──────── PROVIDED RECORDS

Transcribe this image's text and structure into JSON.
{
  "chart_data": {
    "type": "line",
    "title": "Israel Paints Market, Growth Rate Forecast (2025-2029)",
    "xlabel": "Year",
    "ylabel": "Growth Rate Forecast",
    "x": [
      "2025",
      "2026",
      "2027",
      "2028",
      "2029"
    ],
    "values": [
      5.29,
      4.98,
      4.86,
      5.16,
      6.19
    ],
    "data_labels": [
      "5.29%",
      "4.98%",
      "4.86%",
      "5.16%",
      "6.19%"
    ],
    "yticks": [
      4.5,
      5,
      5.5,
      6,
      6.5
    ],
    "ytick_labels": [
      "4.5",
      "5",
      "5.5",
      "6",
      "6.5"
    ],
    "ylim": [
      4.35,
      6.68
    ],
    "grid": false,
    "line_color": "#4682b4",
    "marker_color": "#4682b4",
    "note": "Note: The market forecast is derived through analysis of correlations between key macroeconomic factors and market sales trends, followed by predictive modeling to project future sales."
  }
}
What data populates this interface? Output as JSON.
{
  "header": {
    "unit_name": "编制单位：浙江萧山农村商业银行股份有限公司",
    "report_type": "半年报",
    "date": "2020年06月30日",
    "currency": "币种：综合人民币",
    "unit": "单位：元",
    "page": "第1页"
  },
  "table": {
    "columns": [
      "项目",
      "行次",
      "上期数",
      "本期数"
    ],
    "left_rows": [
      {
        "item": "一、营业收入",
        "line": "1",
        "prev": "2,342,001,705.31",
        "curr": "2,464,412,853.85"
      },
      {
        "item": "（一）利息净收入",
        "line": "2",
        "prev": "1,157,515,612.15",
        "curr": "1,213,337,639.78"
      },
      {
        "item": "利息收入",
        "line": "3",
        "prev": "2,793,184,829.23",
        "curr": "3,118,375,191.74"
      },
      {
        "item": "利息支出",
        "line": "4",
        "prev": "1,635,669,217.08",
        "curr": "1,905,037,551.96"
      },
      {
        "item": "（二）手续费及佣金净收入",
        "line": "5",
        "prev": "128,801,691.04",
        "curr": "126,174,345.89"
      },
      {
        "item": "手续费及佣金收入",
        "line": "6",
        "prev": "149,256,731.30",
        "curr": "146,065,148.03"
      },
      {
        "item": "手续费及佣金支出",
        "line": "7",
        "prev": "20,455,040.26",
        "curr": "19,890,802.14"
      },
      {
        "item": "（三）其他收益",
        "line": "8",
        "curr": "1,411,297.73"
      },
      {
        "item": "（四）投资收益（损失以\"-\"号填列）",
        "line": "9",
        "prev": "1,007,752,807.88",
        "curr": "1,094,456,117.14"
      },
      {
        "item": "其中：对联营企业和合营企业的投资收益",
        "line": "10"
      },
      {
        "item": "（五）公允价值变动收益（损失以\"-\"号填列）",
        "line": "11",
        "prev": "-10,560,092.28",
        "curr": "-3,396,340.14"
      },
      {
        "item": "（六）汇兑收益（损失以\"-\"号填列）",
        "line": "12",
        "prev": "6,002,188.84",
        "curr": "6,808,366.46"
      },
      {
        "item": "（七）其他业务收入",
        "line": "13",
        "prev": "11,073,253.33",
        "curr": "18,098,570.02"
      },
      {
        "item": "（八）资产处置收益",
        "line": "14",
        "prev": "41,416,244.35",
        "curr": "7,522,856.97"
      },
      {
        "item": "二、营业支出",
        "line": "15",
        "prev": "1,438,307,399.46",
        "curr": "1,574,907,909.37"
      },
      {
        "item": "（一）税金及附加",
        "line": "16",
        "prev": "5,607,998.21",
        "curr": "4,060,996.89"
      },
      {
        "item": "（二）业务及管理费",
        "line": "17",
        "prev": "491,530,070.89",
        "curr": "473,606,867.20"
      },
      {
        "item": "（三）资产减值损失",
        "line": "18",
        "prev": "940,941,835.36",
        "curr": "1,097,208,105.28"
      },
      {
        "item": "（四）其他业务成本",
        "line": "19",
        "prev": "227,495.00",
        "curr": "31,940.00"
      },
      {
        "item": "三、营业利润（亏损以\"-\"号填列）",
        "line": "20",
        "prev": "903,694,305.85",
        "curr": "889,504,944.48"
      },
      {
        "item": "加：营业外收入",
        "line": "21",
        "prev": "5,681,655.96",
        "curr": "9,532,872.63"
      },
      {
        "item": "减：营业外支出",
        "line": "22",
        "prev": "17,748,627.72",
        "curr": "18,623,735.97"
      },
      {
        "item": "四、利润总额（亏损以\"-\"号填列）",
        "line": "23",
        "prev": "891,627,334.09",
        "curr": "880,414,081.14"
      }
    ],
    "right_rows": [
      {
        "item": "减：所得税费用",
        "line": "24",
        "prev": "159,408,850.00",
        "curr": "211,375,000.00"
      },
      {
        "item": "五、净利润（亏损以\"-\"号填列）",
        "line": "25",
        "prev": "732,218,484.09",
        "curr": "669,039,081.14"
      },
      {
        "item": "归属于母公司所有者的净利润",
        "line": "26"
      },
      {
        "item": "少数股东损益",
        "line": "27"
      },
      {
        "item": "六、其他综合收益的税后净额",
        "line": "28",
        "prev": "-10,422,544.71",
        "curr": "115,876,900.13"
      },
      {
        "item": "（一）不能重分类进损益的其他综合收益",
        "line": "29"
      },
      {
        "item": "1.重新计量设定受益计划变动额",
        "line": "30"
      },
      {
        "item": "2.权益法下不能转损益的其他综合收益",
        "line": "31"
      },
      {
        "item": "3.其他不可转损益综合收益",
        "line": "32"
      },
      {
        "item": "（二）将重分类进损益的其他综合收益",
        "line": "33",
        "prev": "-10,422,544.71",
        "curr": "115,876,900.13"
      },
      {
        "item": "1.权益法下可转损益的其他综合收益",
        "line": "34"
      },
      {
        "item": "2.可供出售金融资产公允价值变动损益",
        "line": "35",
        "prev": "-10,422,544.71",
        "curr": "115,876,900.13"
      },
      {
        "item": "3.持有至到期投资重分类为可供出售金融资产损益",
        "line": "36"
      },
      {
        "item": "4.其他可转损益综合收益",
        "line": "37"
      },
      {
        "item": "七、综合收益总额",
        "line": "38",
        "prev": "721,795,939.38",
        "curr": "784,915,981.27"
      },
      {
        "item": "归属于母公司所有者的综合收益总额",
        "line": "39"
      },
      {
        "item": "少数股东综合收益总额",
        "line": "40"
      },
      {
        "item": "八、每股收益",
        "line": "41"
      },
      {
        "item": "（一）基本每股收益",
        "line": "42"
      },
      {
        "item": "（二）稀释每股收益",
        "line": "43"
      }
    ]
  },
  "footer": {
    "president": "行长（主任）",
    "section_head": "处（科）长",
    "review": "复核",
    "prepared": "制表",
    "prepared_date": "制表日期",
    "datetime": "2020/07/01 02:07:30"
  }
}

────────────────

From the records above, extract every entry exactly as given.

= CORRECT ANSWER =
Transcribe this image's text and structure into JSON.
{
  "chart_data": {
    "type": "line",
    "title": "Israel Paints Market, Growth Rate Forecast (2025-2029)",
    "xlabel": "Year",
    "ylabel": "Growth Rate Forecast",
    "x": [
      "2025",
      "2026",
      "2027",
      "2028",
      "2029"
    ],
    "values": [
      5.29,
      4.98,
      4.86,
      5.16,
      6.19
    ],
    "data_labels": [
      "5.29%",
      "4.98%",
      "4.86%",
      "5.16%",
      "6.19%"
    ],
    "yticks": [
      4.5,
      5,
      5.5,
      6,
      6.5
    ],
    "ytick_labels": [
      "4.5",
      "5",
      "5.5",
      "6",
      "6.5"
    ],
    "ylim": [
      4.35,
      6.68
    ],
    "grid": false,
    "line_color": "#4682b4",
    "marker_color": "#4682b4",
    "note": "Note: The market forecast is derived through analysis of correlations between key macroeconomic factors and market sales trends, followed by predictive modeling to project future sales."
  }
}
What data populates this interface? Output as JSON.
{
  "header": {
    "unit_name": "编制单位：浙江萧山农村商业银行股份有限公司",
    "report_type": "半年报",
    "date": "2020年06月30日",
    "currency": "币种：综合人民币",
    "unit": "单位：元",
    "page": "第1页"
  },
  "table": {
    "columns": [
      "项目",
      "行次",
      "上期数",
      "本期数"
    ],
    "left_rows": [
      {
        "item": "一、营业收入",
        "line": "1",
        "prev": "2,342,001,705.31",
        "curr": "2,464,412,853.85"
      },
      {
        "item": "（一）利息净收入",
        "line": "2",
        "prev": "1,157,515,612.15",
        "curr": "1,213,337,639.78"
      },
      {
        "item": "利息收入",
        "line": "3",
        "prev": "2,793,184,829.23",
        "curr": "3,118,375,191.74"
      },
      {
        "item": "利息支出",
        "line": "4",
        "prev": "1,635,669,217.08",
        "curr": "1,905,037,551.96"
      },
      {
        "item": "（二）手续费及佣金净收入",
        "line": "5",
        "prev": "128,801,691.04",
        "curr": "126,174,345.89"
      },
      {
        "item": "手续费及佣金收入",
        "line": "6",
        "prev": "149,256,731.30",
        "curr": "146,065,148.03"
      },
      {
        "item": "手续费及佣金支出",
        "line": "7",
        "prev": "20,455,040.26",
        "curr": "19,890,802.14"
      },
      {
        "item": "（三）其他收益",
        "line": "8",
        "curr": "1,411,297.73"
      },
      {
        "item": "（四）投资收益（损失以\"-\"号填列）",
        "line": "9",
        "prev": "1,007,752,807.88",
        "curr": "1,094,456,117.14"
      },
      {
        "item": "其中：对联营企业和合营企业的投资收益",
        "line": "10"
      },
      {
        "item": "（五）公允价值变动收益（损失以\"-\"号填列）",
        "line": "11",
        "prev": "-10,560,092.28",
        "curr": "-3,396,340.14"
      },
      {
        "item": "（六）汇兑收益（损失以\"-\"号填列）",
        "line": "12",
        "prev": "6,002,188.84",
        "curr": "6,808,366.46"
      },
      {
        "item": "（七）其他业务收入",
        "line": "13",
        "prev": "11,073,253.33",
        "curr": "18,098,570.02"
      },
      {
        "item": "（八）资产处置收益",
        "line": "14",
        "prev": "41,416,244.35",
        "curr": "7,522,856.97"
      },
      {
        "item": "二、营业支出",
        "line": "15",
        "prev": "1,438,307,399.46",
        "curr": "1,574,907,909.37"
      },
      {
        "item": "（一）税金及附加",
        "line": "16",
        "prev": "5,607,998.21",
        "curr": "4,060,996.89"
      },
      {
        "item": "（二）业务及管理费",
        "line": "17",
        "prev": "491,530,070.89",
        "curr": "473,606,867.20"
      },
      {
        "item": "（三）资产减值损失",
        "line": "18",
        "prev": "940,941,835.36",
        "curr": "1,097,208,105.28"
      },
      {
        "item": "（四）其他业务成本",
        "line": "19",
        "prev": "227,495.00",
        "curr": "31,940.00"
      },
      {
        "item": "三、营业利润（亏损以\"-\"号填列）",
        "line": "20",
        "prev": "903,694,305.85",
        "curr": "889,504,944.48"
      },
      {
        "item": "加：营业外收入",
        "line": "21",
        "prev": "5,681,655.96",
        "curr": "9,532,872.63"
      },
      {
        "item": "减：营业外支出",
        "line": "22",
        "prev": "17,748,627.72",
        "curr": "18,623,735.97"
      },
      {
        "item": "四、利润总额（亏损以\"-\"号填列）",
        "line": "23",
        "prev": "891,627,334.09",
        "curr": "880,414,081.14"
      }
    ],
    "right_rows": [
      {
        "item": "减：所得税费用",
        "line": "24",
        "prev": "159,408,850.00",
        "curr": "211,375,000.00"
      },
      {
        "item": "五、净利润（亏损以\"-\"号填列）",
        "line": "25",
        "prev": "732,218,484.09",
        "curr": "669,039,081.14"
      },
      {
        "item": "归属于母公司所有者的净利润",
        "line": "26"
      },
      {
        "item": "少数股东损益",
        "line": "27"
      },
      {
        "item": "六、其他综合收益的税后净额",
        "line": "28",
        "prev": "-10,422,544.71",
        "curr": "115,876,900.13"
      },
      {
        "item": "（一）不能重分类进损益的其他综合收益",
        "line": "29"
      },
      {
        "item": "1.重新计量设定受益计划变动额",
        "line": "30"
      },
      {
        "item": "2.权益法下不能转损益的其他综合收益",
        "line": "31"
      },
      {
        "item": "3.其他不可转损益综合收益",
        "line": "32"
      },
      {
        "item": "（二）将重分类进损益的其他综合收益",
        "line": "33",
        "prev": "-10,422,544.71",
        "curr": "115,876,900.13"
      },
      {
        "item": "1.权益法下可转损益的其他综合收益",
        "line": "34"
      },
      {
        "item": "2.可供出售金融资产公允价值变动损益",
        "line": "35",
        "prev": "-10,422,544.71",
        "curr": "115,876,900.13"
      },
      {
        "item": "3.持有至到期投资重分类为可供出售金融资产损益",
        "line": "36"
      },
      {
        "item": "4.其他可转损益综合收益",
        "line": "37"
      },
      {
        "item": "七、综合收益总额",
        "line": "38",
        "prev": "721,795,939.38",
        "curr": "784,915,981.27"
      },
      {
        "item": "归属于母公司所有者的综合收益总额",
        "line": "39"
      },
      {
        "item": "少数股东综合收益总额",
        "line": "40"
      },
      {
        "item": "八、每股收益",
        "line": "41"
      },
      {
        "item": "（一）基本每股收益",
        "line": "42"
      },
      {
        "item": "（二）稀释每股收益",
        "line": "43"
      }
    ]
  },
  "footer": {
    "president": "行长（主任）",
    "section_head": "处（科）长",
    "review": "复核",
    "prepared": "制表",
    "prepared_date": "制表日期",
    "datetime": "2020/07/01 02:07:30"
  }
}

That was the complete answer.